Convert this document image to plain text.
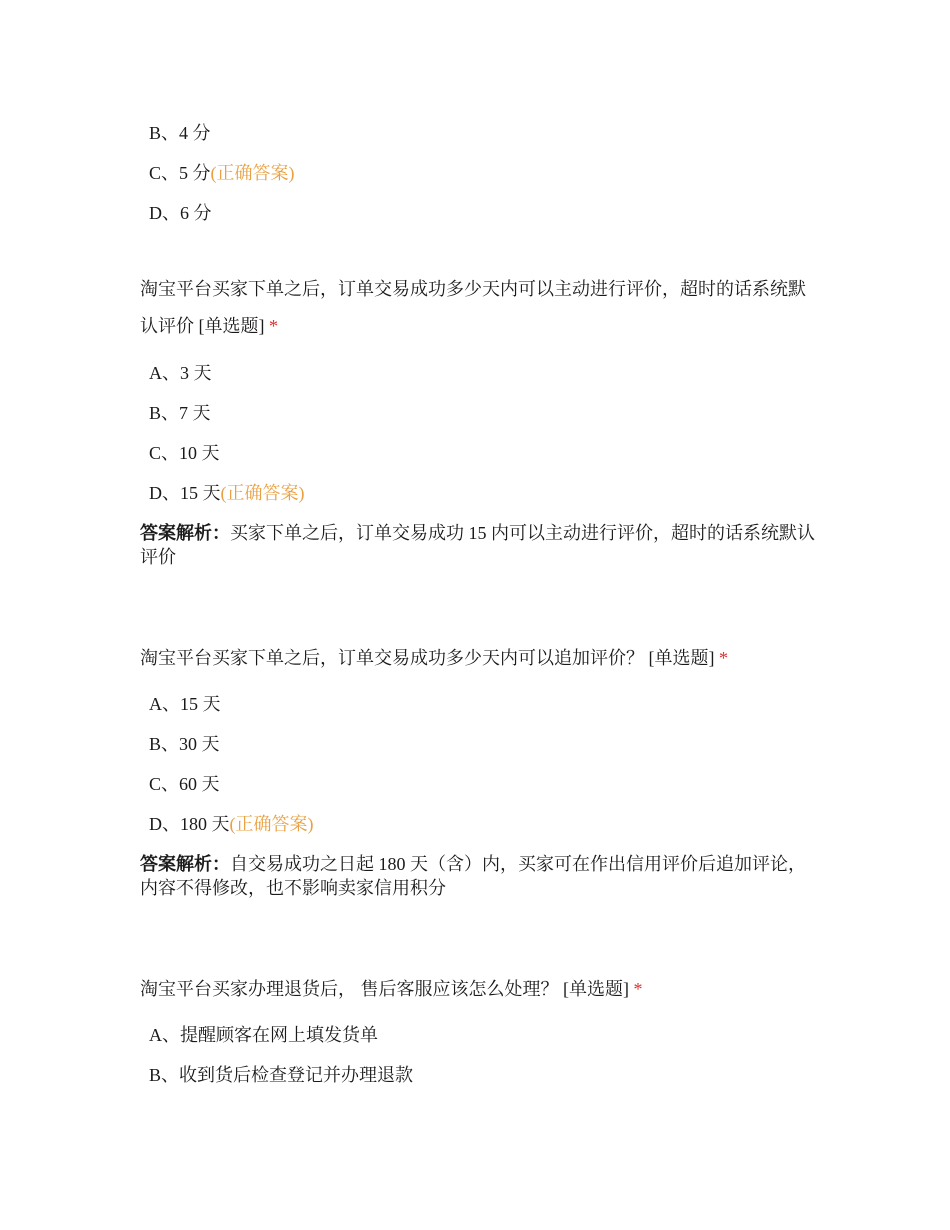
B、4 分
C、5 分(正确答案)
D、6 分
淘宝平台买家下单之后，订单交易成功多少天内可以主动进行评价，超时的话系统默认评价 [单选题] *
A、3 天
B、7 天
C、10 天
D、15 天(正确答案)
答案解析：买家下单之后，订单交易成功 15 内可以主动进行评价，超时的话系统默认评价
淘宝平台买家下单之后，订单交易成功多少天内可以追加评价？ [单选题] *
A、15 天
B、30 天
C、60 天
D、180 天(正确答案)
答案解析：自交易成功之日起 180 天（含）内，买家可在作出信用评价后追加评论，内容不得修改，也不影响卖家信用积分
淘宝平台买家办理退货后， 售后客服应该怎么处理？ [单选题] *
A、提醒顾客在网上填发货单
B、收到货后检查登记并办理退款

▶ **To be done**
Tally the lines of the listing that include "超时的话系统默认评价". Reply with nothing but the count.

▶ **Correct result**
2